_GOAL_
Reproduce every entry exactly as shown.

(Dataset entries)
++++++

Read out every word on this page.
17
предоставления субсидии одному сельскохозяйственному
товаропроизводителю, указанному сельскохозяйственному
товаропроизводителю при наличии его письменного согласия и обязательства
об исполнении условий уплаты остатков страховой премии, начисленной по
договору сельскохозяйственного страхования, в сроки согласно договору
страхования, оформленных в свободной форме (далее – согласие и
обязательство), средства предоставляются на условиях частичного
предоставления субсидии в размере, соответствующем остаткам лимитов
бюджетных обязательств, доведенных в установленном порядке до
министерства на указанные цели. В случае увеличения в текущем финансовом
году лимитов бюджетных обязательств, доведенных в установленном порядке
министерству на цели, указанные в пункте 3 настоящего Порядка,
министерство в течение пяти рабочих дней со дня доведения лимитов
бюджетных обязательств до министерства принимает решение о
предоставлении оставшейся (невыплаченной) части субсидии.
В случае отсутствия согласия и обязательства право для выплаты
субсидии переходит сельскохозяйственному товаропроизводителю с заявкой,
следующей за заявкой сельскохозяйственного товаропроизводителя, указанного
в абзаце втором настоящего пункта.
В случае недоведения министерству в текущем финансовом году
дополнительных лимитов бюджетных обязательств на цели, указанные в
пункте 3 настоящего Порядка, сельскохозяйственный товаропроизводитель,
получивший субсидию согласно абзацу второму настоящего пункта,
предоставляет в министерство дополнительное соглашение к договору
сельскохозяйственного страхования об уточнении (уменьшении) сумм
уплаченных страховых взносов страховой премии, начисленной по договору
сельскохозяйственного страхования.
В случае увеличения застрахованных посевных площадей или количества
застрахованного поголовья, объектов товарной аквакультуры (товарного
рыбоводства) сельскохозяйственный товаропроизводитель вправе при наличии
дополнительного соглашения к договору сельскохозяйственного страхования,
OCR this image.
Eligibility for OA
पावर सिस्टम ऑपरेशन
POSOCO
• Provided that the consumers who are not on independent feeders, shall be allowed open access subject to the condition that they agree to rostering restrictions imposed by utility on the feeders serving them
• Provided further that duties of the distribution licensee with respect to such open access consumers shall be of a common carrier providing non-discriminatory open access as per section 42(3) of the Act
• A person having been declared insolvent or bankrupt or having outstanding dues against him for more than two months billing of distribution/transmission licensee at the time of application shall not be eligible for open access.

++++++

_THE RESULT_
Read out every word on this page.
17
предоставления субсидии одному сельскохозяйственному
товаропроизводителю, указанному сельскохозяйственному
товаропроизводителю при наличии его письменного согласия и обязательства
об исполнении условий уплаты остатков страховой премии, начисленной по
договору сельскохозяйственного страхования, в сроки согласно договору
страхования, оформленных в свободной форме (далее – согласие и
обязательство), средства предоставляются на условиях частичного
предоставления субсидии в размере, соответствующем остаткам лимитов
бюджетных обязательств, доведенных в установленном порядке до
министерства на указанные цели. В случае увеличения в текущем финансовом
году лимитов бюджетных обязательств, доведенных в установленном порядке
министерству на цели, указанные в пункте 3 настоящего Порядка,
министерство в течение пяти рабочих дней со дня доведения лимитов
бюджетных обязательств до министерства принимает решение о
предоставлении оставшейся (невыплаченной) части субсидии.
В случае отсутствия согласия и обязательства право для выплаты
субсидии переходит сельскохозяйственному товаропроизводителю с заявкой,
следующей за заявкой сельскохозяйственного товаропроизводителя, указанного
в абзаце втором настоящего пункта.
В случае недоведения министерству в текущем финансовом году
дополнительных лимитов бюджетных обязательств на цели, указанные в
пункте 3 настоящего Порядка, сельскохозяйственный товаропроизводитель,
получивший субсидию согласно абзацу второму настоящего пункта,
предоставляет в министерство дополнительное соглашение к договору
сельскохозяйственного страхования об уточнении (уменьшении) сумм
уплаченных страховых взносов страховой премии, начисленной по договору
сельскохозяйственного страхования.
В случае увеличения застрахованных посевных площадей или количества
застрахованного поголовья, объектов товарной аквакультуры (товарного
рыбоводства) сельскохозяйственный товаропроизводитель вправе при наличии
дополнительного соглашения к договору сельскохозяйственного страхования,
OCR this image.
Eligibility for OA
पावर सिस्टम ऑपरेशन
POSOCO
• Provided that the consumers who are not on independent feeders, shall be allowed open access subject to the condition that they agree to rostering restrictions imposed by utility on the feeders serving them
• Provided further that duties of the distribution licensee with respect to such open access consumers shall be of a common carrier providing non-discriminatory open access as per section 42(3) of the Act
• A person having been declared insolvent or bankrupt or having outstanding dues against him for more than two months billing of distribution/transmission licensee at the time of application shall not be eligible for open access.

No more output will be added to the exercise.